### [Pasaje seleccionado]
1938 es un año muy difícil para él. Publica Teatro en la guerra y El labrador de más aire, pero su pequeño hijo Manuel Ramón muere en el otoño y el dolor le impulsa a escribir Cancionero y romancero de ausencias y el drama Pastor de la muerte. Sobre el final de la guerra aparece El hombre acecha, poemario de su autoría que condena a los responsables de la matanza que agobia a España, el primero de ellos el generalísimo Francisco Franco, por supuesto, quien se cerciora de que Hernández reciba un castigo ejemplar cuando cae prisionero intentando pasar a Portugal. Es en la prisión madrileña de Torrijos donde escribe sus célebres Nanas de la cebolla antes de ser liberado temporal e inesperadamente. Recapturado, lo condenan a muerte aunque no lo fusilan -quizá porque la muerte de Federico García Lorca ya había producido demasiado ruido-, pero le conmutan la pena por treinta años.

### [Objetivo A]
Modifica las filas que van desde la primera hasta la que contiene "share-icon: ⋖ (268, 323, 294, 349)", ambas incluidas, sustituyendo "Añadir" por "Agregar" sin tocar nada más. Entrega solo esas filas.
El pasaje y las filas no guardan ninguna relación entre sí.

### [Filas dadas]
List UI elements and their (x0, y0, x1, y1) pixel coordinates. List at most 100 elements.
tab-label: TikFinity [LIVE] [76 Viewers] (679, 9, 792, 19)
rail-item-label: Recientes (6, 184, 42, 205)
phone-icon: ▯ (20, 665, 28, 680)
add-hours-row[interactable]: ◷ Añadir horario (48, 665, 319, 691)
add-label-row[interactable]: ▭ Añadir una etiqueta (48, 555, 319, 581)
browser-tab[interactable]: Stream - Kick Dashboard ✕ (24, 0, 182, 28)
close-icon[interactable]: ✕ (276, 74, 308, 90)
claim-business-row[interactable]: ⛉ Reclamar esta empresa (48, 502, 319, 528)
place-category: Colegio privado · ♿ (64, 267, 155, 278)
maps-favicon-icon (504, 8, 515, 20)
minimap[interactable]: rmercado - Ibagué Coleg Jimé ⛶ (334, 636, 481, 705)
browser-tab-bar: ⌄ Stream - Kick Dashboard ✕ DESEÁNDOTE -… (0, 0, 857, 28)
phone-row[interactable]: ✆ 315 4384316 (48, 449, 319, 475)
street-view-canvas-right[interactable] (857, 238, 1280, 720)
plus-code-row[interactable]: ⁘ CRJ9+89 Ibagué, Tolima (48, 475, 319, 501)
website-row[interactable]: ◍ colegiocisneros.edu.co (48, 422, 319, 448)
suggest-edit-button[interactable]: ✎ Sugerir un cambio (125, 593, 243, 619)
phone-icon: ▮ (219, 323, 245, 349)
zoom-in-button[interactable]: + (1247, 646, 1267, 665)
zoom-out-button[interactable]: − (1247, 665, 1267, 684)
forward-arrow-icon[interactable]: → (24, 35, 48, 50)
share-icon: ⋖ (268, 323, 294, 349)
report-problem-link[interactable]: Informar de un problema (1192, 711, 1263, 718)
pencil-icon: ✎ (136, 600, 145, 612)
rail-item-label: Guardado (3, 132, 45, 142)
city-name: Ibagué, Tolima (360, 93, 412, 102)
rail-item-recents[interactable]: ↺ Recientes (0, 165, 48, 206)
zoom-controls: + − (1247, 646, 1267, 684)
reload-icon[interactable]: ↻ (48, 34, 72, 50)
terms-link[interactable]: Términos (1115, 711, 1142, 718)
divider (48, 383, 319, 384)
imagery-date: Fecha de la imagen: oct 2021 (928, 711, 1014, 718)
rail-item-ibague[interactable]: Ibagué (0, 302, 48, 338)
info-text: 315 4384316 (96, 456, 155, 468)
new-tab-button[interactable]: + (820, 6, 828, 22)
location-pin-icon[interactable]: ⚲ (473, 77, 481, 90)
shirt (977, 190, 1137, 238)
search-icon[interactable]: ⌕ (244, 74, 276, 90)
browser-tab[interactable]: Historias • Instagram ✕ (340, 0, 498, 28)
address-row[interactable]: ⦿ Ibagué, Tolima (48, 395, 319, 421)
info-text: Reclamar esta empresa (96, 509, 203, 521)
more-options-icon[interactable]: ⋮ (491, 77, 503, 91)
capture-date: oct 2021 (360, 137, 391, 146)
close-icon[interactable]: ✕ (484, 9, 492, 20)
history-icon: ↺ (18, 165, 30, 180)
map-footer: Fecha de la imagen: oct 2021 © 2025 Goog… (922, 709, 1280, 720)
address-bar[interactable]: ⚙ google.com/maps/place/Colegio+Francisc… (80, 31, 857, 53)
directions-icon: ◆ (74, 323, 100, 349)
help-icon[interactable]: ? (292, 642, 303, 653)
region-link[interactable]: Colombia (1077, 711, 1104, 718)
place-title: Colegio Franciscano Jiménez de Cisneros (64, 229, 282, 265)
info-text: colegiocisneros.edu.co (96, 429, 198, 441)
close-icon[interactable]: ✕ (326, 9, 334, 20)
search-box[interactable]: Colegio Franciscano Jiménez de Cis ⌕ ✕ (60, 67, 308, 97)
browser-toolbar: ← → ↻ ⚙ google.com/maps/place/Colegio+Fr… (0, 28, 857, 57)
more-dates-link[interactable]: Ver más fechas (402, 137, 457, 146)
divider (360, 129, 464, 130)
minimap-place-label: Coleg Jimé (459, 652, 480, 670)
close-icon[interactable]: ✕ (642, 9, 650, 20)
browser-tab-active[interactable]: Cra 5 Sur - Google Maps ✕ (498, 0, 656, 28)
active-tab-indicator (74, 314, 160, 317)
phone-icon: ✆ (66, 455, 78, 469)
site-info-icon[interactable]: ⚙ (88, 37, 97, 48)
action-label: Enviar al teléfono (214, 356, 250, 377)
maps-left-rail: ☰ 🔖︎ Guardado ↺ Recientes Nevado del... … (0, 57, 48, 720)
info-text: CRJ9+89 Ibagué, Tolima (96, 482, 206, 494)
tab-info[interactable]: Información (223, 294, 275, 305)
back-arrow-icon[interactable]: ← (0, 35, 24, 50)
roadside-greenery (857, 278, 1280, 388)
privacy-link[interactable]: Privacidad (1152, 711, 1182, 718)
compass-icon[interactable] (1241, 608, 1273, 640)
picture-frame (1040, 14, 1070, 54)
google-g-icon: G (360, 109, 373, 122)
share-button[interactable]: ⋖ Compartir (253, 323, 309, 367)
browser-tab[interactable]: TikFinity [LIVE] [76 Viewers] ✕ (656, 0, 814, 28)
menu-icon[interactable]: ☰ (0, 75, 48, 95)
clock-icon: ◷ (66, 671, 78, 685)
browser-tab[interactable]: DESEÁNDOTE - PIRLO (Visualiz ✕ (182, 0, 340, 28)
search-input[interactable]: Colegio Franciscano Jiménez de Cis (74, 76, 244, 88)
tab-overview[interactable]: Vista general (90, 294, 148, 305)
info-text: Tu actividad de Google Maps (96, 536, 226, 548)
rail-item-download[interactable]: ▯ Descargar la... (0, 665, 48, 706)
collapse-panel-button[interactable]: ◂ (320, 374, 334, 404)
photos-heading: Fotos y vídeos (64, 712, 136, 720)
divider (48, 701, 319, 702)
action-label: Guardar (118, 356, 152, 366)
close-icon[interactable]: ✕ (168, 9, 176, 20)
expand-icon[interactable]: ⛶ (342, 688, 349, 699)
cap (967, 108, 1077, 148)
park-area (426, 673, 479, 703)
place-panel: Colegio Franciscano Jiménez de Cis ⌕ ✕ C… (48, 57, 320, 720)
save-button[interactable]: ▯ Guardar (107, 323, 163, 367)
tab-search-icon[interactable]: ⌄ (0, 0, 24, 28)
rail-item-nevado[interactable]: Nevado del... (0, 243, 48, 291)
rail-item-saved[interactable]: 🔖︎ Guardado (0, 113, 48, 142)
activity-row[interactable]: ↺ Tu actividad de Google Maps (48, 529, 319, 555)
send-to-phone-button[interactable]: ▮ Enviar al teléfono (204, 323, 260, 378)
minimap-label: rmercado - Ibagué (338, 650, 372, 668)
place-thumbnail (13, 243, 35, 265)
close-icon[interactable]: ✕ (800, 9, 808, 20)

### [Objetivo B]
Reproduce tal cual el fragmento del pasaje seleccionado que va desde "1938 es un año" hasta "por treinta años.", ambos incluidos.

### [Respuesta correcta A]
List UI elements and their (x0, y0, x1, y1) pixel coordinates. List at most 100 elements.
tab-label: TikFinity [LIVE] [76 Viewers] (679, 9, 792, 19)
rail-item-label: Recientes (6, 184, 42, 205)
phone-icon: ▯ (20, 665, 28, 680)
add-hours-row[interactable]: ◷ Agregar horario (48, 665, 319, 691)
add-label-row[interactable]: ▭ Agregar una etiqueta (48, 555, 319, 581)
browser-tab[interactable]: Stream - Kick Dashboard ✕ (24, 0, 182, 28)
close-icon[interactable]: ✕ (276, 74, 308, 90)
claim-business-row[interactable]: ⛉ Reclamar esta empresa (48, 502, 319, 528)
place-category: Colegio privado · ♿ (64, 267, 155, 278)
maps-favicon-icon (504, 8, 515, 20)
minimap[interactable]: rmercado - Ibagué Coleg Jimé ⛶ (334, 636, 481, 705)
browser-tab-bar: ⌄ Stream - Kick Dashboard ✕ DESEÁNDOTE -… (0, 0, 857, 28)
phone-row[interactable]: ✆ 315 4384316 (48, 449, 319, 475)
street-view-canvas-right[interactable] (857, 238, 1280, 720)
plus-code-row[interactable]: ⁘ CRJ9+89 Ibagué, Tolima (48, 475, 319, 501)
website-row[interactable]: ◍ colegiocisneros.edu.co (48, 422, 319, 448)
suggest-edit-button[interactable]: ✎ Sugerir un cambio (125, 593, 243, 619)
phone-icon: ▮ (219, 323, 245, 349)
zoom-in-button[interactable]: + (1247, 646, 1267, 665)
zoom-out-button[interactable]: − (1247, 665, 1267, 684)
forward-arrow-icon[interactable]: → (24, 35, 48, 50)
share-icon: ⋖ (268, 323, 294, 349)

### [Respuesta correcta B]
1938 es un año muy difícil para él. Publica Teatro en la guerra y El labrador de más aire, pero su pequeño hijo Manuel Ramón muere en el otoño y el dolor le impulsa a escribir Cancionero y romancero de ausencias y el drama Pastor de la muerte. Sobre el final de la guerra aparece El hombre acecha, poemario de su autoría que condena a los responsables de la matanza que agobia a España, el primero de ellos el generalísimo Francisco Franco, por supuesto, quien se cerciora de que Hernández reciba un castigo ejemplar cuando cae prisionero intentando pasar a Portugal. Es en la prisión madrileña de Torrijos donde escribe sus célebres Nanas de la cebolla antes de ser liberado temporal e inesperadamente. Recapturado, lo condenan a muerte aunque no lo fusilan -quizá porque la muerte de Federico García Lorca ya había producido demasiado ruido-, pero le conmutan la pena por treinta años.